» TASKS FOR THIS EXERCISE
1) According to the exhibition text, where did Marc Chagall grow up?
2) Decide whether each statement below agrees with the exhibition text. (a) The Chagall exhibition gathers about 100 works. (b) Chagall was the youngest child of his family. (c) Forgotten Avant-Garde—Queer Modernism closes on February 15, 2026.

» PASSAGE SHOWN
++++

Marc Chagall (1887–1985) is one of the most fascinating artists of modernism. The exhibition at the K20 of the Kunstsammlung Nordrhein-Westfalen, organized in cooperation with the Albertina in Vienna, is a monographic exhibition on the work of the Russian-French painter. Chagall grew up in the small town of Vitebsk (in present-day Belarus) as the eldest child of an Orthodox Jewish family and reflected on his origins throughout his life. His paintings tell of everyday life and customs, but also of exclusion and pogroms. They deal with the trauma of persecution, but also with the dream of a better life.

His fantastic and poetic imagery is characterized by bright, intense colors and motifs that remain enigmatic to this day. On the fortieth anniversary of the painter’s death, the exhibition brings together some 100 works from all phases of his career. One focus is on the early works created between 1910 and 1923. As a young artist in Paris, Chagall experimented with Fauvism and Cubism, combining the new stylistic tendencies with Jewish motifs and Russian folklore. This was unique in his time and made him the “wunderkind of modernism.” The exhibition reveals not only the painterly influences on Chagall’s early work. The lesser known dark and socially critical side of the artist, which has not lost its relevance to this day, can also be discovered.

Forgotten Avant-Garde—Queer Modernism
September 20, 2025–February 15, 2026


Forgotten Avant-Garde—Queer Modernism at the Kunstsammlung Nordrhein-Westfalen is the first exhibition in Europe to present the previously underestimated but groundbreaking contribution of queer artists to modernism. In their programs, queer artists created alternatives to prevailing lifestyles that placed the influence and perspective of gender and sexuality on styles, movements, and programs at the center of their artistic work. Desire, individual experience, the politics of self-expression, and social history become visible in their work. Many of these artists have so far been marginalized in the dominant historiography or dismissed as “counter-modern.” Others are examined for the first time in the exhibition from the perspective of queer aesthetics.

++++

Dataset excerpt
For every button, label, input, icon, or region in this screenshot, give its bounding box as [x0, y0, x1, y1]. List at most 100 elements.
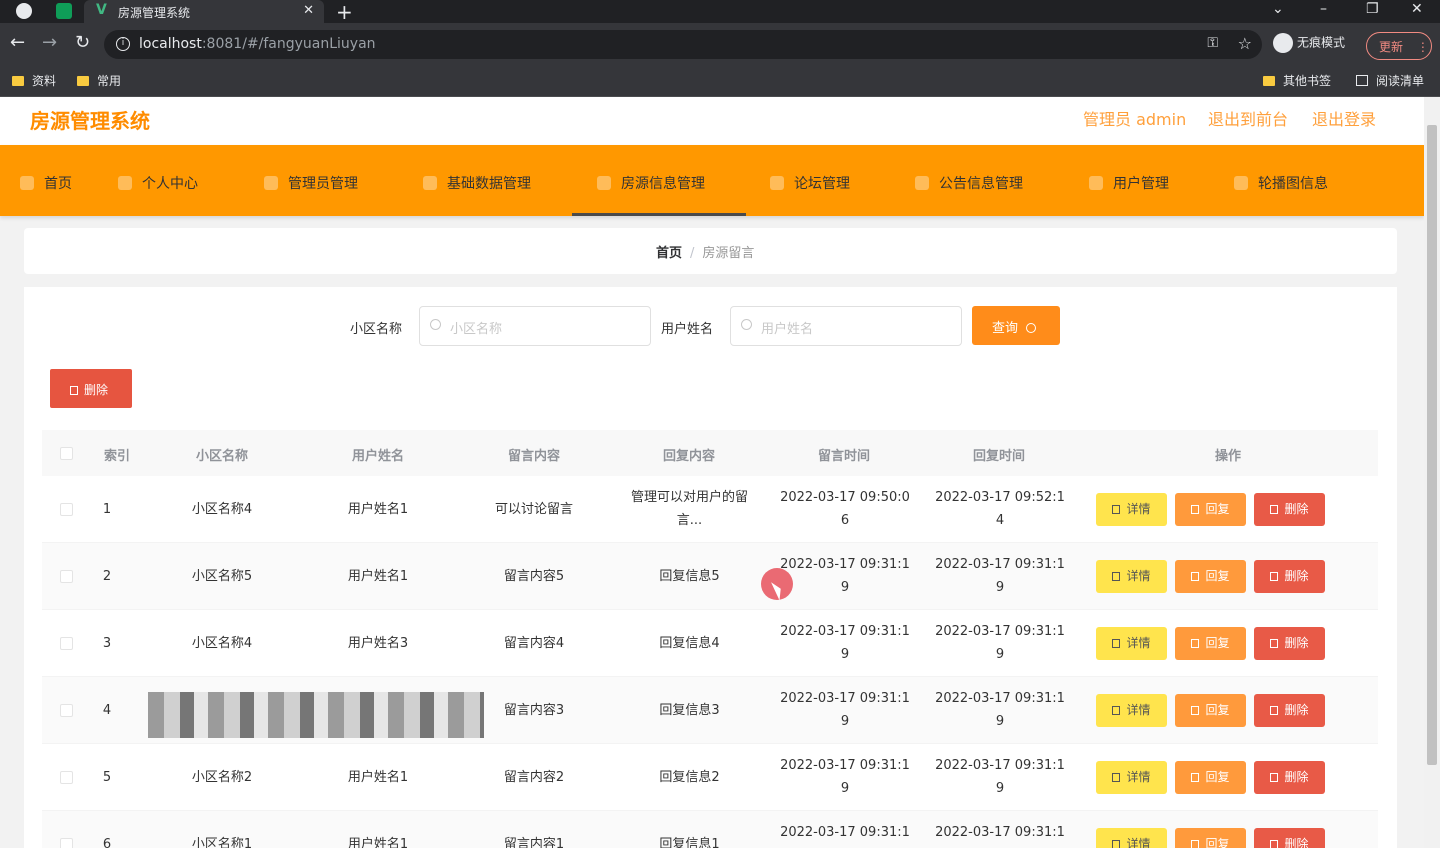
- admin-user-link[interactable]: 管理员 admin: [1083, 106, 1186, 130]
- other-bookmarks[interactable]: 其他书签: [1263, 72, 1331, 89]
- cell-message-time: 2022-03-17 09:31:1 9: [780, 758, 910, 796]
- browser-tab-active[interactable]: V 房源管理系统 ✕: [84, 0, 324, 23]
- delete-button[interactable]: 删除: [1254, 493, 1325, 526]
- minimize-icon[interactable]: –: [1320, 1, 1327, 17]
- menu-item-profile[interactable]: 个人中心: [118, 173, 198, 193]
- reply-button[interactable]: 回复: [1175, 694, 1246, 727]
- document-icon: [1112, 639, 1121, 648]
- row-checkbox[interactable]: [60, 637, 73, 650]
- house-icon: [597, 176, 611, 190]
- delete-button[interactable]: 删除: [1254, 560, 1325, 593]
- breadcrumb-home[interactable]: 首页: [656, 246, 682, 261]
- back-to-frontend-link[interactable]: 退出到前台: [1208, 106, 1288, 130]
- folder-icon: [1263, 76, 1275, 86]
- reload-icon[interactable]: ↻: [75, 34, 90, 52]
- page-scrollbar[interactable]: [1424, 97, 1440, 848]
- query-button[interactable]: 查询: [972, 306, 1060, 345]
- vue-icon: V: [96, 2, 107, 18]
- column-header: 操作: [1214, 449, 1241, 464]
- cell-reply: 回复信息4: [659, 636, 720, 651]
- row-checkbox[interactable]: [60, 838, 73, 848]
- site-info-icon[interactable]: i: [116, 37, 130, 51]
- trash-icon: [1270, 773, 1279, 782]
- table-row[interactable]: 1 小区名称4 用户姓名1 可以讨论留言 管理可以对用户的留 言... 2022-…: [42, 476, 1378, 543]
- bookmark-folder[interactable]: 常用: [77, 72, 121, 89]
- menu-item-house-info[interactable]: 房源信息管理: [597, 173, 705, 193]
- cell-message: 留言内容3: [503, 703, 565, 718]
- row-checkbox[interactable]: [60, 503, 73, 516]
- column-header: 回复内容: [662, 449, 715, 464]
- forward-icon[interactable]: →: [42, 34, 57, 52]
- cell-message: 留言内容1: [503, 837, 565, 848]
- delete-button[interactable]: 删除: [1254, 828, 1325, 848]
- row-checkbox[interactable]: [60, 771, 73, 784]
- close-window-icon[interactable]: ✕: [1411, 1, 1423, 17]
- cell-reply: 回复信息3: [659, 703, 720, 718]
- reply-button[interactable]: 回复: [1175, 493, 1246, 526]
- user-search-input[interactable]: 用户姓名: [730, 306, 962, 346]
- delete-button[interactable]: 删除: [1254, 761, 1325, 794]
- batch-delete-button[interactable]: 删除: [50, 369, 132, 408]
- back-icon[interactable]: ←: [10, 34, 25, 52]
- detail-button[interactable]: 详情: [1096, 627, 1167, 660]
- tab-search-icon[interactable]: ⌄: [1272, 1, 1284, 17]
- top-nav-menu: 首页 个人中心 管理员管理 基础数据管理 房源信息管理 论坛管理 公告信息管理 …: [0, 145, 1424, 216]
- trash-icon: [1270, 706, 1279, 715]
- key-icon[interactable]: ⚿: [1207, 35, 1218, 51]
- delete-button[interactable]: 删除: [1254, 627, 1325, 660]
- delete-button[interactable]: 删除: [1254, 694, 1325, 727]
- column-header: 回复时间: [972, 449, 1025, 464]
- tab-title: 房源管理系统: [118, 6, 191, 20]
- cell-reply-time: 2022-03-17 09:31:1 9: [935, 557, 1065, 595]
- data-icon: [423, 176, 437, 190]
- menu-item-home[interactable]: 首页: [20, 173, 72, 193]
- search-icon: [741, 319, 752, 330]
- document-icon: [1112, 572, 1121, 581]
- table-row[interactable]: 3 小区名称4 用户姓名3 留言内容4 回复信息4 2022-03-17 09:…: [42, 610, 1378, 677]
- restore-icon[interactable]: ❐: [1366, 1, 1379, 17]
- cell-message: 留言内容2: [503, 770, 565, 785]
- bookmark-folder[interactable]: 资料: [12, 72, 56, 89]
- table-row[interactable]: 6 小区名称1 用户姓名1 留言内容1 回复信息1 2022-03-17 09:…: [42, 811, 1378, 848]
- menu-item-admin[interactable]: 管理员管理: [264, 173, 358, 193]
- community-search-input[interactable]: 小区名称: [419, 306, 651, 346]
- detail-button[interactable]: 详情: [1096, 694, 1167, 727]
- row-checkbox[interactable]: [60, 570, 73, 583]
- menu-item-base-data[interactable]: 基础数据管理: [423, 173, 531, 193]
- detail-button[interactable]: 详情: [1096, 828, 1167, 848]
- table-row[interactable]: 2 小区名称5 用户姓名1 留言内容5 回复信息5 2022-03-17 09:…: [42, 543, 1378, 610]
- menu-item-carousel[interactable]: 轮播图信息: [1234, 173, 1328, 193]
- update-button[interactable]: 更新 ⋮: [1366, 32, 1432, 60]
- cell-reply-time: 2022-03-17 09:52:1 4: [935, 490, 1065, 528]
- select-all-checkbox[interactable]: [60, 447, 73, 460]
- trash-icon: [1270, 572, 1279, 581]
- detail-button[interactable]: 详情: [1096, 761, 1167, 794]
- browser-menu-icon[interactable]: [16, 3, 32, 19]
- document-icon: [1112, 840, 1121, 848]
- menu-item-forum[interactable]: 论坛管理: [770, 173, 850, 193]
- menu-item-notice[interactable]: 公告信息管理: [915, 173, 1023, 193]
- sheet-tab-icon[interactable]: [56, 3, 72, 19]
- reply-button[interactable]: 回复: [1175, 560, 1246, 593]
- cell-reply: 管理可以对用户的留 言...: [630, 490, 748, 528]
- reply-button[interactable]: 回复: [1175, 761, 1246, 794]
- logout-link[interactable]: 退出登录: [1312, 106, 1376, 130]
- new-tab-icon[interactable]: +: [336, 0, 353, 24]
- community-label: 小区名称: [350, 322, 403, 337]
- reply-button[interactable]: 回复: [1175, 627, 1246, 660]
- redacted-region: [148, 692, 484, 738]
- reply-button[interactable]: 回复: [1175, 828, 1246, 848]
- cell-index: 5: [102, 770, 112, 785]
- detail-button[interactable]: 详情: [1096, 493, 1167, 526]
- scrollbar-thumb[interactable]: [1427, 125, 1437, 765]
- row-checkbox[interactable]: [60, 704, 73, 717]
- reading-list[interactable]: 阅读清单: [1356, 72, 1424, 89]
- tab-close-icon[interactable]: ✕: [303, 3, 314, 18]
- detail-button[interactable]: 详情: [1096, 560, 1167, 593]
- trash-icon: [1270, 505, 1279, 514]
- incognito-indicator[interactable]: 无痕模式: [1273, 33, 1345, 53]
- menu-item-users[interactable]: 用户管理: [1089, 173, 1169, 193]
- url-field[interactable]: i localhost:8081/#/fangyuanLiuyan ⚿ ☆: [104, 30, 1262, 59]
- bookmark-star-icon[interactable]: ☆: [1238, 34, 1252, 53]
- table-row[interactable]: 5 小区名称2 用户姓名1 留言内容2 回复信息2 2022-03-17 09:…: [42, 744, 1378, 811]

++++

» SOLVED TASKS
1) He grew up in the small town of Vitebsk, in present-day Belarus.

2)
(a) Yes: "brings together some 100 works from all phases of his career."
(b) No: "as the eldest child of an Orthodox Jewish family."
(c) Yes: "September 20, 2025–February 15, 2026."